*WHAT YOU SHOULD DO*: Pull out every line in the data that has the string "Trends" in it.
--- --- ---
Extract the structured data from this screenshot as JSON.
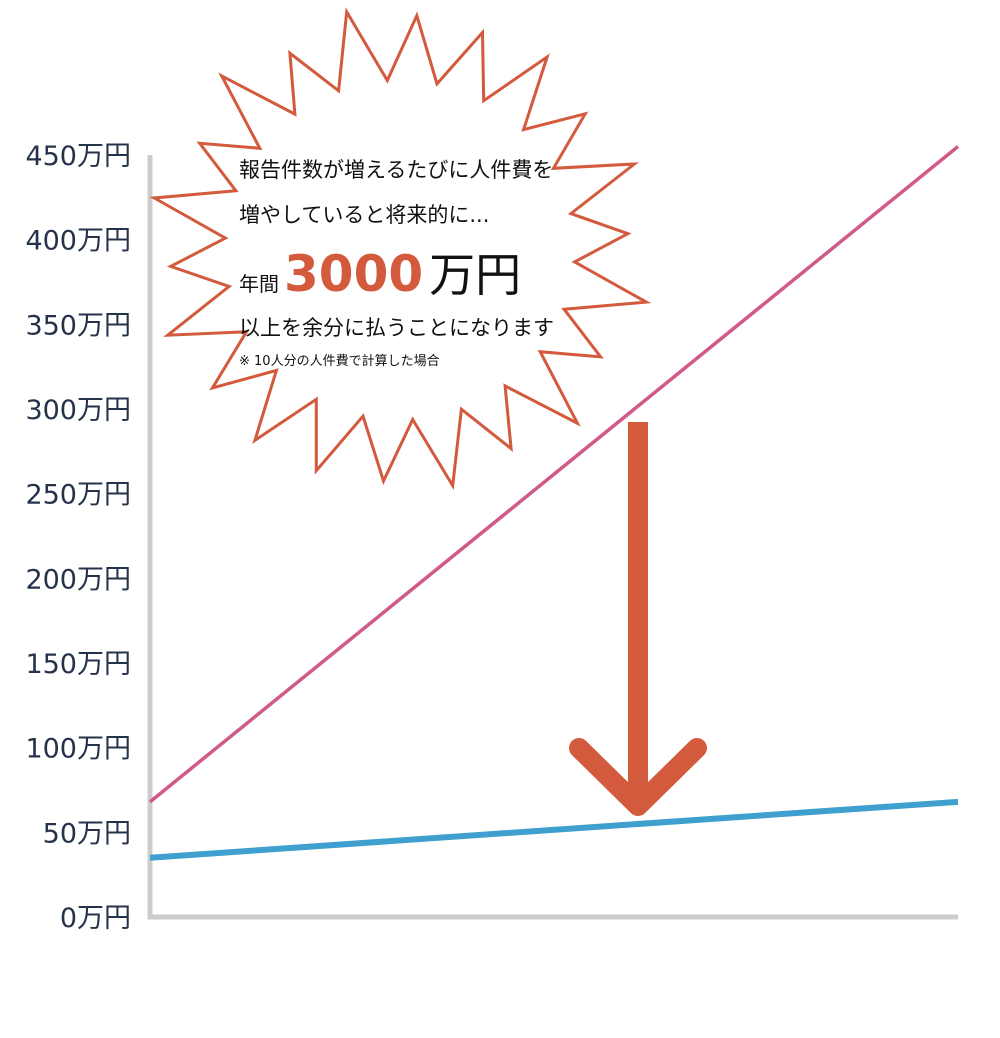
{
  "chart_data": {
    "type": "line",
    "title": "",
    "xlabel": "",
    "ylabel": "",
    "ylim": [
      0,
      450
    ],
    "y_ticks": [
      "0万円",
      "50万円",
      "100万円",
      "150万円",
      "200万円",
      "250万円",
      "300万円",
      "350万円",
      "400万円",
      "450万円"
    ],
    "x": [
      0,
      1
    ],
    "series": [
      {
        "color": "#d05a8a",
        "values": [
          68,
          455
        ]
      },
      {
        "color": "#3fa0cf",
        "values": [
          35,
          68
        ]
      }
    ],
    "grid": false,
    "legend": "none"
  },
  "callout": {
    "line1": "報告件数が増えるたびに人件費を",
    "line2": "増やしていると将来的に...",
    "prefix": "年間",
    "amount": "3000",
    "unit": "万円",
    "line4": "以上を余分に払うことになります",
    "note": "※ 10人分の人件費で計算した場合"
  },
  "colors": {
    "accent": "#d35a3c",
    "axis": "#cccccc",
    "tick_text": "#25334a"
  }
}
--- --- ---
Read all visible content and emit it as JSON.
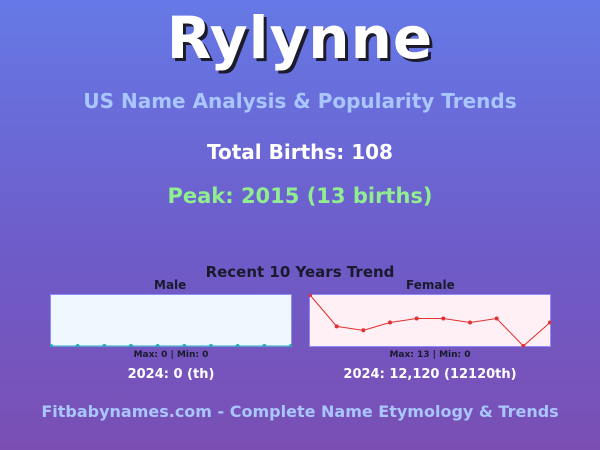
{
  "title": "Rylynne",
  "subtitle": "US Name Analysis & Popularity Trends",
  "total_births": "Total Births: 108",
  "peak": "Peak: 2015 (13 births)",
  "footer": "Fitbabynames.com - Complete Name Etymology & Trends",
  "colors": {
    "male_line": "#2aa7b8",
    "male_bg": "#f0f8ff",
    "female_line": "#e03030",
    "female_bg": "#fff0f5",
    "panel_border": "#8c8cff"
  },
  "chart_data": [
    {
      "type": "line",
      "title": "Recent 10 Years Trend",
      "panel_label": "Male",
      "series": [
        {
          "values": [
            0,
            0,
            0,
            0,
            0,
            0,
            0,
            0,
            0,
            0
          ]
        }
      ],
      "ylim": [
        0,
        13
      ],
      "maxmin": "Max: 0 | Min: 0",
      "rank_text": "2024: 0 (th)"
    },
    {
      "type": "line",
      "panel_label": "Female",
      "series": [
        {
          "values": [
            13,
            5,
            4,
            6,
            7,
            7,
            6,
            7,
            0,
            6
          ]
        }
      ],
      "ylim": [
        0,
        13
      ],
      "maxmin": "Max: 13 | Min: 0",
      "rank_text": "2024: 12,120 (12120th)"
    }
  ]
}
--- --- ---
*RESULT BELOW*:
  "subtitle": "US Name Analysis & Popularity Trends",
  "footer": "Fitbabynames.com - Complete Name Etymology & Trends",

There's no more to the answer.